** WRITTEN EXERCISE **
Would it be possible to write out each entry below exactly, without the pictures?

Lines of data
····················

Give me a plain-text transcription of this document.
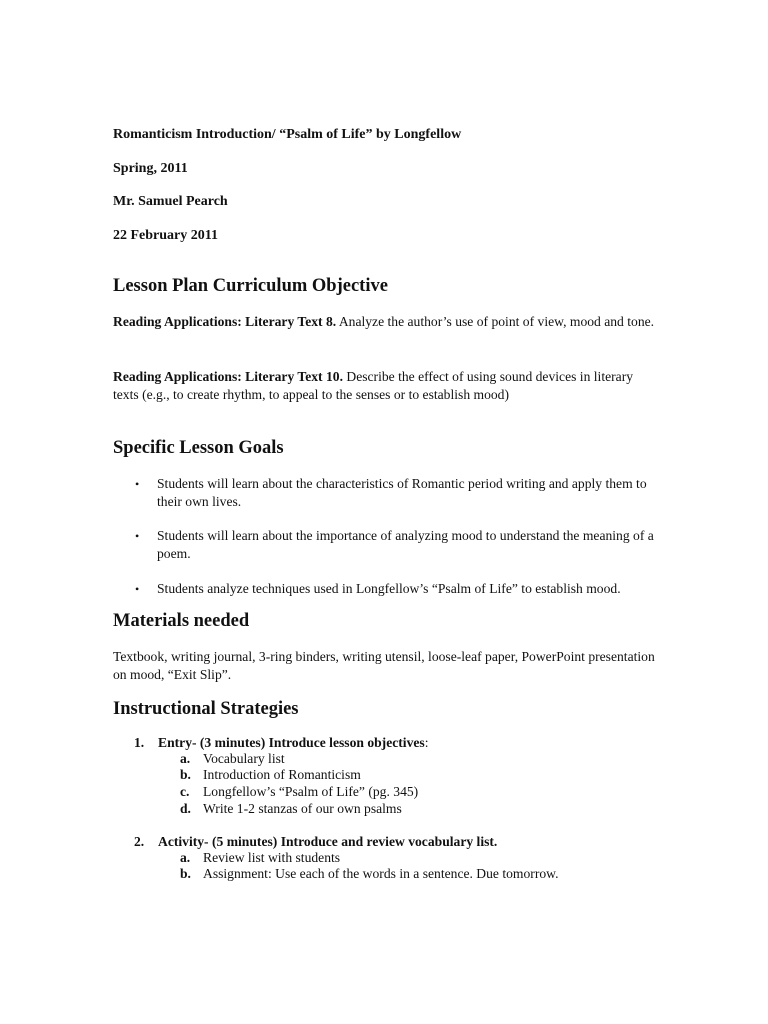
Romanticism Introduction/ “Psalm of Life” by Longfellow
Spring, 2011
Mr. Samuel Pearch
22 February 2011
Lesson Plan Curriculum Objective
Reading Applications: Literary Text 8. Analyze the author’s use of point of view, mood and tone.
Reading Applications: Literary Text 10. Describe the effect of using sound devices in literary texts (e.g., to create rhythm, to appeal to the senses or to establish mood)
Specific Lesson Goals
• Students will learn about the characteristics of Romantic period writing and apply them to their own lives.
• Students will learn about the importance of analyzing mood to understand the meaning of a poem.
• Students analyze techniques used in Longfellow’s “Psalm of Life” to establish mood.
Materials needed
Textbook, writing journal, 3-ring binders, writing utensil, loose-leaf paper, PowerPoint presentation on mood, “Exit Slip”.
Instructional Strategies
1. Entry- (3 minutes) Introduce lesson objectives:
a. Vocabulary list
b. Introduction of Romanticism
c. Longfellow’s “Psalm of Life” (pg. 345)
d. Write 1-2 stanzas of our own psalms
2. Activity- (5 minutes) Introduce and review vocabulary list.
a. Review list with students
b. Assignment: Use each of the words in a sentence. Due tomorrow.
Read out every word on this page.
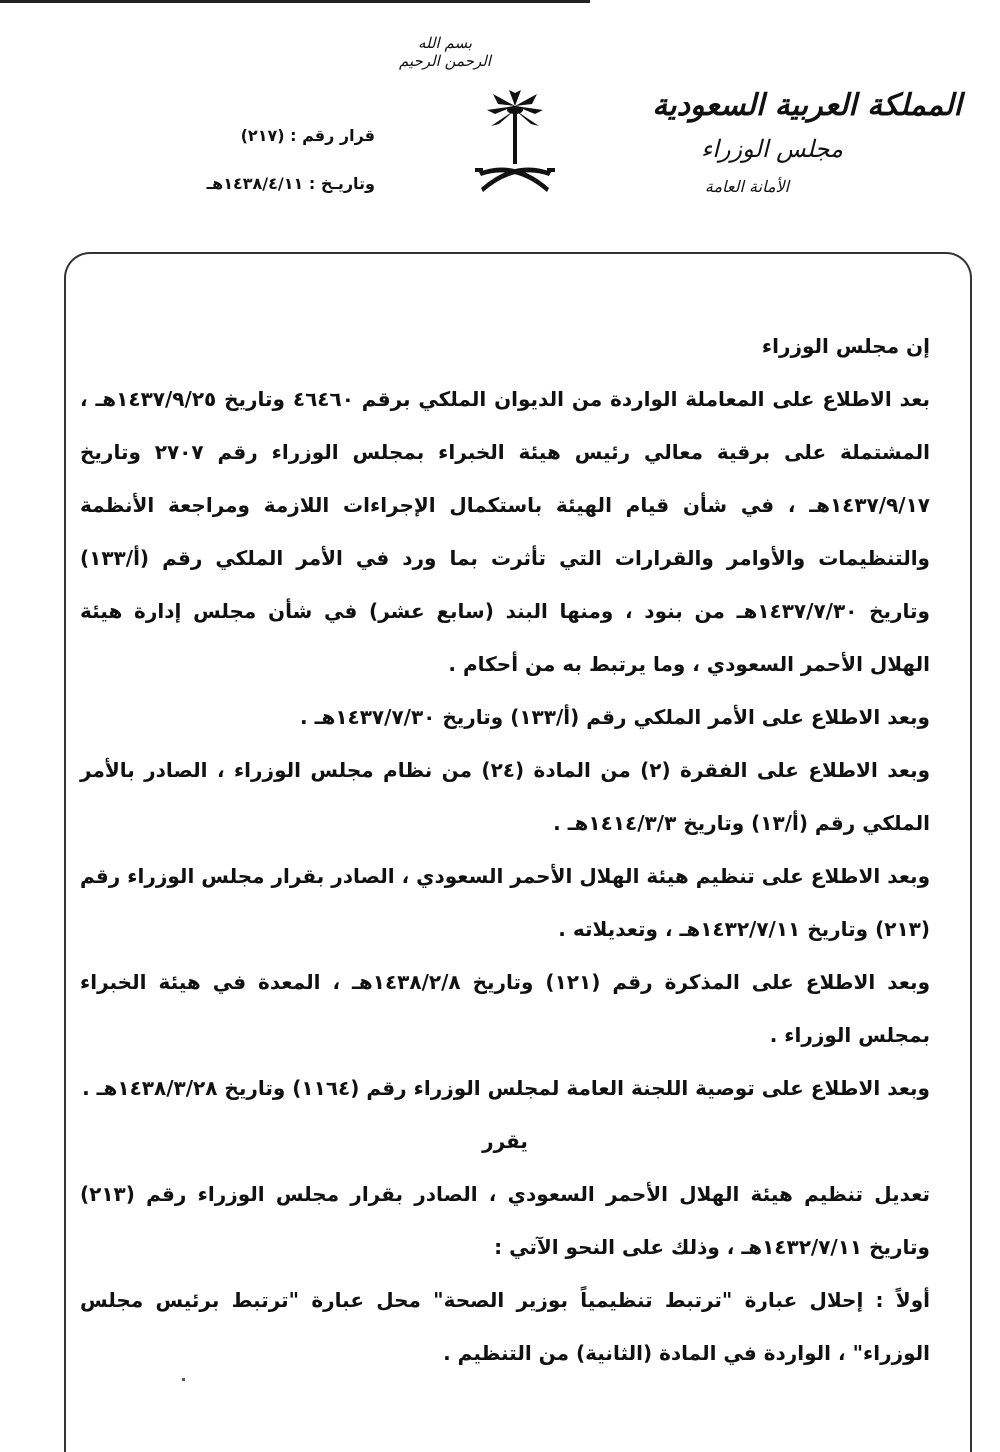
بسم الله الرحمن الرحيم
المملكة العربية السعودية
مجلس الوزراء
الأمانة العامة
قرار رقم : (٢١٧)
وتاريـخ : ١٤٣٨/٤/١١هـ

إن مجلس الوزراء

بعد الاطلاع على المعاملة الواردة من الديوان الملكي برقم ٤٦٤٦٠ وتاريخ ١٤٣٧/٩/٢٥هـ ، المشتملة على برقية معالي رئيس هيئة الخبراء بمجلس الوزراء رقم ٢٧٠٧ وتاريخ ١٤٣٧/٩/١٧هـ ، في شأن قيام الهيئة باستكمال الإجراءات اللازمة ومراجعة الأنظمة والتنظيمات والأوامر والقرارات التي تأثرت بما ورد في الأمر الملكي رقم (أ/١٣٣) وتاريخ ١٤٣٧/٧/٣٠هـ من بنود ، ومنها البند (سابع عشر) في شأن مجلس إدارة هيئة الهلال الأحمر السعودي ، وما يرتبط به من أحكام .

وبعد الاطلاع على الأمر الملكي رقم (أ/١٣٣) وتاريخ ١٤٣٧/٧/٣٠هـ .

وبعد الاطلاع على الفقرة (٢) من المادة (٢٤) من نظام مجلس الوزراء ، الصادر بالأمر الملكي رقم (أ/١٣) وتاريخ ١٤١٤/٣/٣هـ .

وبعد الاطلاع على تنظيم هيئة الهلال الأحمر السعودي ، الصادر بقرار مجلس الوزراء رقم (٢١٣) وتاريخ ١٤٣٢/٧/١١هـ ، وتعديلاته .

وبعد الاطلاع على المذكرة رقم (١٢١) وتاريخ ١٤٣٨/٢/٨هـ ، المعدة في هيئة الخبراء بمجلس الوزراء .

وبعد الاطلاع على توصية اللجنة العامة لمجلس الوزراء رقم (١١٦٤) وتاريخ ١٤٣٨/٣/٢٨هـ .

يقرر

تعديل تنظيم هيئة الهلال الأحمر السعودي ، الصادر بقرار مجلس الوزراء رقم (٢١٣) وتاريخ ١٤٣٢/٧/١١هـ ، وذلك على النحو الآتي :

أولاً : إحلال عبارة "ترتبط تنظيمياً بوزير الصحة" محل عبارة "ترتبط برئيس مجلس الوزراء" ، الواردة في المادة (الثانية) من التنظيم .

····················

** OUTPUT FOR THIS TASK **
Give me a plain-text transcription of this document.
Romanticism Introduction/ “Psalm of Life” by Longfellow
Spring, 2011
Mr. Samuel Pearch
22 February 2011
Lesson Plan Curriculum Objective
Reading Applications: Literary Text 8. Analyze the author’s use of point of view, mood and tone.
Reading Applications: Literary Text 10. Describe the effect of using sound devices in literary texts (e.g., to create rhythm, to appeal to the senses or to establish mood)
Specific Lesson Goals
• Students will learn about the characteristics of Romantic period writing and apply them to their own lives.
• Students will learn about the importance of analyzing mood to understand the meaning of a poem.
• Students analyze techniques used in Longfellow’s “Psalm of Life” to establish mood.
Materials needed
Textbook, writing journal, 3-ring binders, writing utensil, loose-leaf paper, PowerPoint presentation on mood, “Exit Slip”.
Instructional Strategies
1. Entry- (3 minutes) Introduce lesson objectives:
a. Vocabulary list
b. Introduction of Romanticism
c. Longfellow’s “Psalm of Life” (pg. 345)
d. Write 1-2 stanzas of our own psalms
2. Activity- (5 minutes) Introduce and review vocabulary list.
a. Review list with students
b. Assignment: Use each of the words in a sentence. Due tomorrow.
Read out every word on this page.
بسم الله الرحمن الرحيم
المملكة العربية السعودية
مجلس الوزراء
الأمانة العامة
قرار رقم : (٢١٧)
وتاريـخ : ١٤٣٨/٤/١١هـ

إن مجلس الوزراء

بعد الاطلاع على المعاملة الواردة من الديوان الملكي برقم ٤٦٤٦٠ وتاريخ ١٤٣٧/٩/٢٥هـ ، المشتملة على برقية معالي رئيس هيئة الخبراء بمجلس الوزراء رقم ٢٧٠٧ وتاريخ ١٤٣٧/٩/١٧هـ ، في شأن قيام الهيئة باستكمال الإجراءات اللازمة ومراجعة الأنظمة والتنظيمات والأوامر والقرارات التي تأثرت بما ورد في الأمر الملكي رقم (أ/١٣٣) وتاريخ ١٤٣٧/٧/٣٠هـ من بنود ، ومنها البند (سابع عشر) في شأن مجلس إدارة هيئة الهلال الأحمر السعودي ، وما يرتبط به من أحكام .

وبعد الاطلاع على الأمر الملكي رقم (أ/١٣٣) وتاريخ ١٤٣٧/٧/٣٠هـ .

وبعد الاطلاع على الفقرة (٢) من المادة (٢٤) من نظام مجلس الوزراء ، الصادر بالأمر الملكي رقم (أ/١٣) وتاريخ ١٤١٤/٣/٣هـ .

وبعد الاطلاع على تنظيم هيئة الهلال الأحمر السعودي ، الصادر بقرار مجلس الوزراء رقم (٢١٣) وتاريخ ١٤٣٢/٧/١١هـ ، وتعديلاته .

وبعد الاطلاع على المذكرة رقم (١٢١) وتاريخ ١٤٣٨/٢/٨هـ ، المعدة في هيئة الخبراء بمجلس الوزراء .

وبعد الاطلاع على توصية اللجنة العامة لمجلس الوزراء رقم (١١٦٤) وتاريخ ١٤٣٨/٣/٢٨هـ .

يقرر

تعديل تنظيم هيئة الهلال الأحمر السعودي ، الصادر بقرار مجلس الوزراء رقم (٢١٣) وتاريخ ١٤٣٢/٧/١١هـ ، وذلك على النحو الآتي :

أولاً : إحلال عبارة "ترتبط تنظيمياً بوزير الصحة" محل عبارة "ترتبط برئيس مجلس الوزراء" ، الواردة في المادة (الثانية) من التنظيم .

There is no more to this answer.